» **Work to be completed**
Report how many lines in the records hold the string "text"; give the number and nothing else.

» **Data supplied**
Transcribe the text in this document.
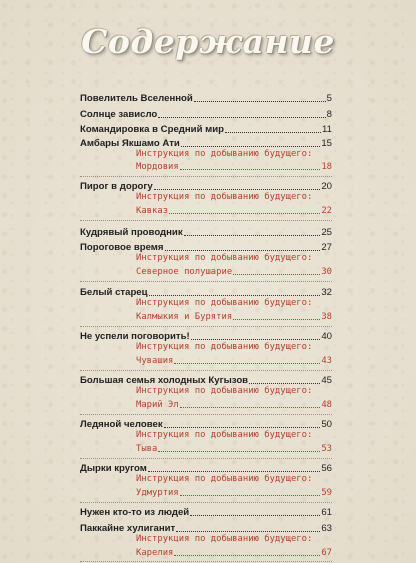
Содержание
Повелитель Вселенной	5
Солнце зависло	8
Командировка в Средний мир	11
Амбары Якшамо Ати	15
Инструкция по добыванию будущего:
Мордовия	18
Пирог в дорогу	20
Инструкция по добыванию будущего:
Кавказ	22
Кудрявый проводник	25
Пороговое время	27
Инструкция по добыванию будущего:
Северное полушарие	30
Белый старец	32
Инструкция по добыванию будущего:
Калмыкия и Бурятия	38
Не успели поговорить!	40
Инструкция по добыванию будущего:
Чувашия	43
Большая семья холодных Кугызов	45
Инструкция по добыванию будущего:
Марий Эл	48
Ледяной человек	50
Инструкция по добыванию будущего:
Тыва	53
Дырки кругом	56
Инструкция по добыванию будущего:
Удмуртия	59
Нужен кто-то из людей	61
Паккайне хулиганит	63
Инструкция по добыванию будущего:
Карелия	67
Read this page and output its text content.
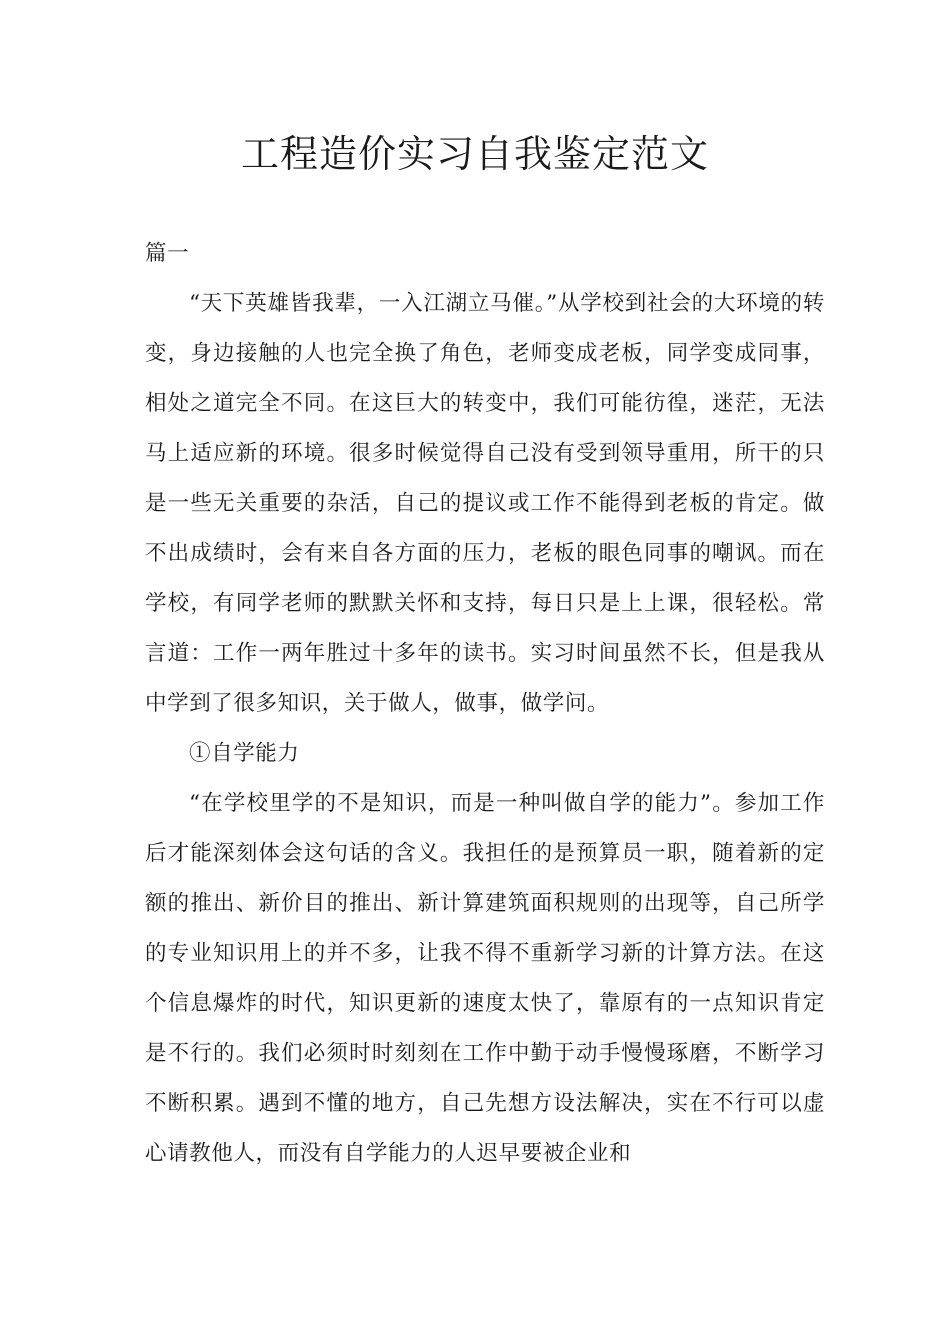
工程造价实习自我鉴定范文

篇一

“天下英雄皆我辈，一入江湖立马催。”从学校到社会的大环境的转变，身边接触的人也完全换了角色，老师变成老板，同学变成同事，相处之道完全不同。在这巨大的转变中，我们可能彷徨，迷茫，无法马上适应新的环境。很多时候觉得自己没有受到领导重用，所干的只是一些无关重要的杂活，自己的提议或工作不能得到老板的肯定。做不出成绩时，会有来自各方面的压力，老板的眼色同事的嘲讽。而在学校，有同学老师的默默关怀和支持，每日只是上上课，很轻松。常言道：工作一两年胜过十多年的读书。实习时间虽然不长，但是我从中学到了很多知识，关于做人，做事，做学问。

①自学能力

“在学校里学的不是知识，而是一种叫做自学的能力”。参加工作后才能深刻体会这句话的含义。我担任的是预算员一职，随着新的定额的推出、新价目的推出、新计算建筑面积规则的出现等，自己所学的专业知识用上的并不多，让我不得不重新学习新的计算方法。在这个信息爆炸的时代，知识更新的速度太快了，靠原有的一点知识肯定是不行的。我们必须时时刻刻在工作中勤于动手慢慢琢磨，不断学习不断积累。遇到不懂的地方，自己先想方设法解决，实在不行可以虚心请教他人，而没有自学能力的人迟早要被企业和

» **The result**
2